• _DIRECTIVES_
a. Which pretrained model name does the AlephBert fine-tuning notebook pass to AutoTokenizer?
b. Retype the AlephBert fine-tuning notebook from "This loads a" to "by the model." with no changes.

• _DOCUMENT_
************
# Fine-Tuning AlephBert model with Hebrew Decriptive Sentences dataset

## Installations

In [None]:
! pip install transformers datasets --quiet
!sudo apt-get install git-lfs --quiet
!git-lfs install --quiet
!pip install wandb --quiet

In [None]:
import pandas as pd
import numpy as np
from datasets import Dataset, DatasetDict, load_dataset, load_metric
import datasets

### Load Descriptive_Sentences_He dataset from [Huggingface](https://huggingface.co/datasets/orisuchy/Descriptive_Sentences_He) 🤗 

In [None]:
descriptive_dataset = load_dataset("orisuchy/Descriptive_Sentences_He")
descriptive_dataset

# change all all labels to ID's
"Descriptive" -> 0
<br>
"NotDescriptive" -> 1


In [None]:
def lable2ID(w):
  if w["label"] == "Descriptive":
    w["label"] = 0
  else:
    w["label"] = 1
  return w

In [None]:
descriptive_dataset = descriptive_dataset.map(lable2ID)

This loads a `DatasetDict` object which you can index into to view an example:

In [None]:
descriptive_dataset["train"]

In [None]:
descriptive_dataset["train"][0]

### Preprocess

The next step is to tokenize the text into a readable format by the model.

In [None]:
from transformers import AutoTokenizer

tokenizer = AutoTokenizer.from_pretrained("onlplab/alephbert-base")
************
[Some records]
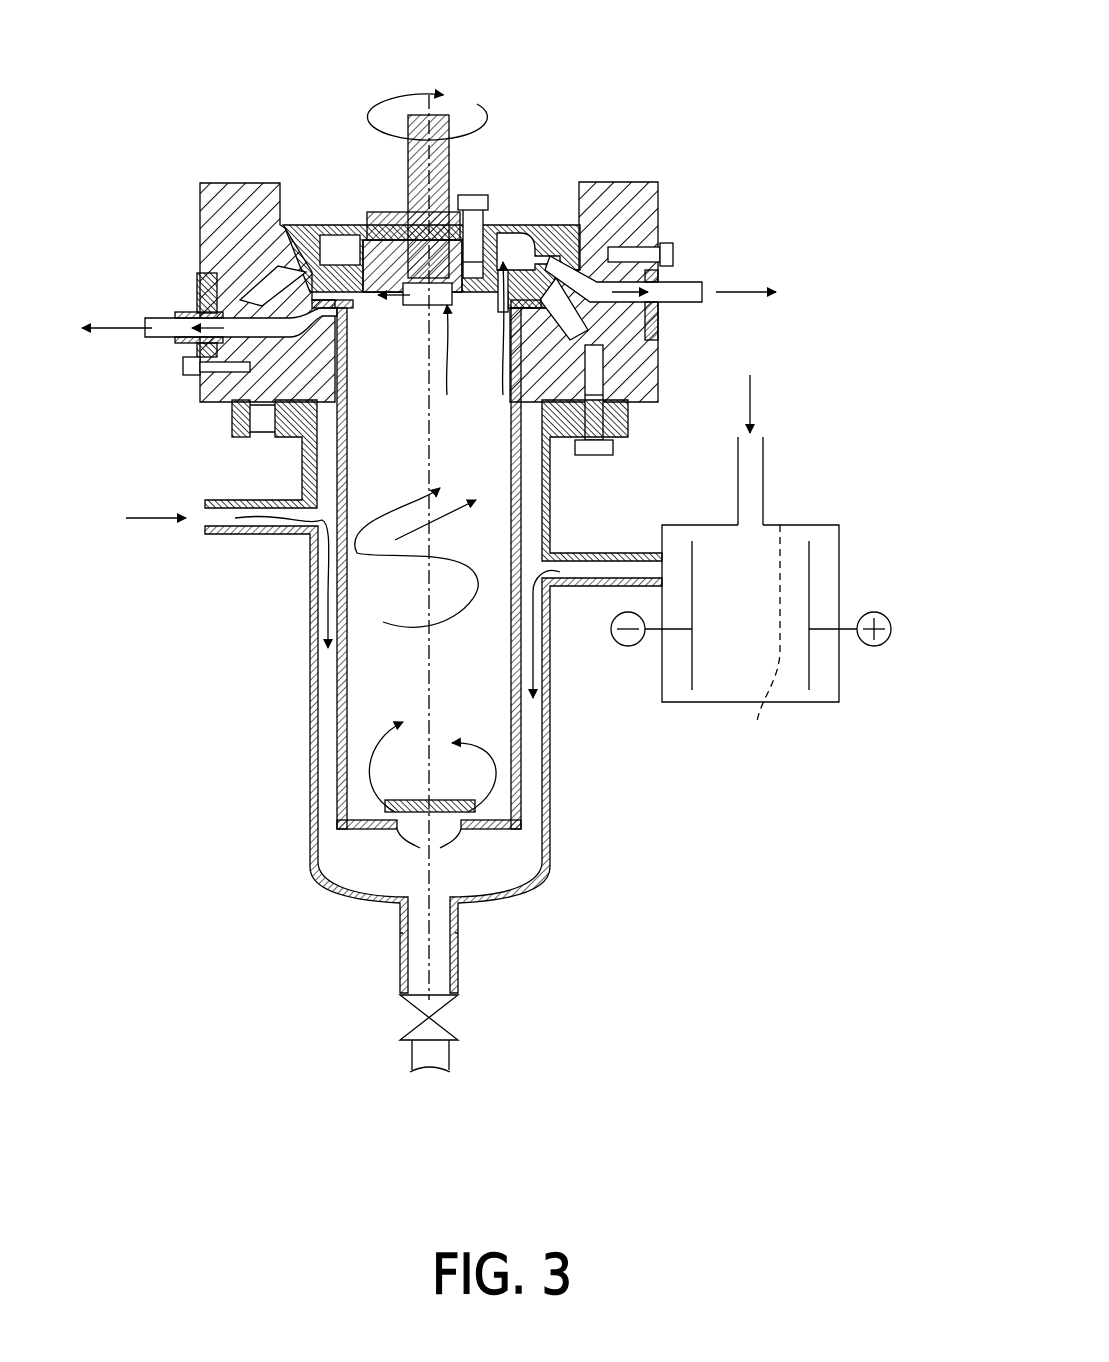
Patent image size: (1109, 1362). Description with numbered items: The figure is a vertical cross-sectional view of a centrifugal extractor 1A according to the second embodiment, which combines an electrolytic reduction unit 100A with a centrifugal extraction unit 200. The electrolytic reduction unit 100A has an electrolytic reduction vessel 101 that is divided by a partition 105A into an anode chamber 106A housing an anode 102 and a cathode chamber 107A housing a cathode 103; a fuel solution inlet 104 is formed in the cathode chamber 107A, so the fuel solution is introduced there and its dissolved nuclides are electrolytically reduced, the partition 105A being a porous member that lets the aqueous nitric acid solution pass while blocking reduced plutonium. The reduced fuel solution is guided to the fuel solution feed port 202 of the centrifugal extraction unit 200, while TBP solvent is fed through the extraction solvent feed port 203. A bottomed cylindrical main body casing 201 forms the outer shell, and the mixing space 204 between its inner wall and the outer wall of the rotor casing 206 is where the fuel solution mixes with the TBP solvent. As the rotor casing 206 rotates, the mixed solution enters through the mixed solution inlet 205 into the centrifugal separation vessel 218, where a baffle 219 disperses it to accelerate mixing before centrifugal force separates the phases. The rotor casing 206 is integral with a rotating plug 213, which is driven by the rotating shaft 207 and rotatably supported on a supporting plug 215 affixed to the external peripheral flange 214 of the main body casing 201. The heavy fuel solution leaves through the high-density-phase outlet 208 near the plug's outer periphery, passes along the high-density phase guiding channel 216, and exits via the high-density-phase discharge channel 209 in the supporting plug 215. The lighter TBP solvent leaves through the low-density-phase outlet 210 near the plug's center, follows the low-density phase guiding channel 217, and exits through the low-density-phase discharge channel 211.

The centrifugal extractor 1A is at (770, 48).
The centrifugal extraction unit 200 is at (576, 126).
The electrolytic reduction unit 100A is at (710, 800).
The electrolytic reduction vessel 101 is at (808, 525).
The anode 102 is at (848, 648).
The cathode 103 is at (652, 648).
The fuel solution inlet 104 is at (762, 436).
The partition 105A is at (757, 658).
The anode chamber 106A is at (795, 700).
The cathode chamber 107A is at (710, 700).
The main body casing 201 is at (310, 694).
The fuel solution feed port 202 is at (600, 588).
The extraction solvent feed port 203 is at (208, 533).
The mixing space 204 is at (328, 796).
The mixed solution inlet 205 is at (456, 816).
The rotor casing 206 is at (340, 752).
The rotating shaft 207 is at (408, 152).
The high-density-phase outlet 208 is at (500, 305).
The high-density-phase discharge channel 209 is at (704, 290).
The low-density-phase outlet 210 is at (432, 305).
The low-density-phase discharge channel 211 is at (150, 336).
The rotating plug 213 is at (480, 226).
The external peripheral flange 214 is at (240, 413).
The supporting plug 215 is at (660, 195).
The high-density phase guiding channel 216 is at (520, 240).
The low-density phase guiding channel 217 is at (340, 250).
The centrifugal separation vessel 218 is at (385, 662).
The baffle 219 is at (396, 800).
************
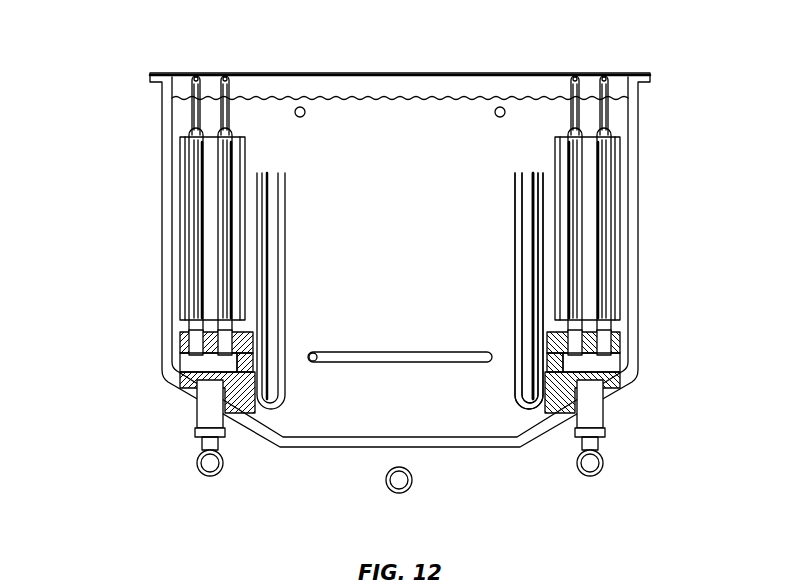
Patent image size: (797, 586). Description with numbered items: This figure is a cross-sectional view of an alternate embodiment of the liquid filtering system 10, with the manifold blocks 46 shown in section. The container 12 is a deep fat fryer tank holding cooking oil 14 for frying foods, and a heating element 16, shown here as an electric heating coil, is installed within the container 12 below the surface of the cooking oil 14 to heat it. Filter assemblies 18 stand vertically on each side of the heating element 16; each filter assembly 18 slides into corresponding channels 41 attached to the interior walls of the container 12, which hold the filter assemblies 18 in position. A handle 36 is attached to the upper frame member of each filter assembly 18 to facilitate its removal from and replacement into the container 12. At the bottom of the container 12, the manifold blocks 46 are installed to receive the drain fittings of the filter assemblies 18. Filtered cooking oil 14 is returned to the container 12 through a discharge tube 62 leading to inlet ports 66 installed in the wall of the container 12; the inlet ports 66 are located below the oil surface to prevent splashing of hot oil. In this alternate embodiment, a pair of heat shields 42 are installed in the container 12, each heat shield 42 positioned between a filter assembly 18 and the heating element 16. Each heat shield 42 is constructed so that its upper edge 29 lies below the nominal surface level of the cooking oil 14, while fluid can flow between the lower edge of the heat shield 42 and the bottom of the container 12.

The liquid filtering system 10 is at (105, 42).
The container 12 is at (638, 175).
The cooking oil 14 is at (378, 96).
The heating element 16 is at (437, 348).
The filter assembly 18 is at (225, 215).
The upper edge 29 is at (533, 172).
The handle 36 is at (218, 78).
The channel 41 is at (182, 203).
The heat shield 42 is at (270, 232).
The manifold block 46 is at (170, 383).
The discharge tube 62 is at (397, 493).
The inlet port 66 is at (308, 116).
************
• _ANSWERS FOR THE TASKS_
a. "onlplab/alephbert-base"

b.
This loads a `DatasetDict` object which you can index into to view an example:

In [None]:
descriptive_dataset["train"]

In [None]:
descriptive_dataset["train"][0]

### Preprocess

The next step is to tokenize the text into a readable format by the model.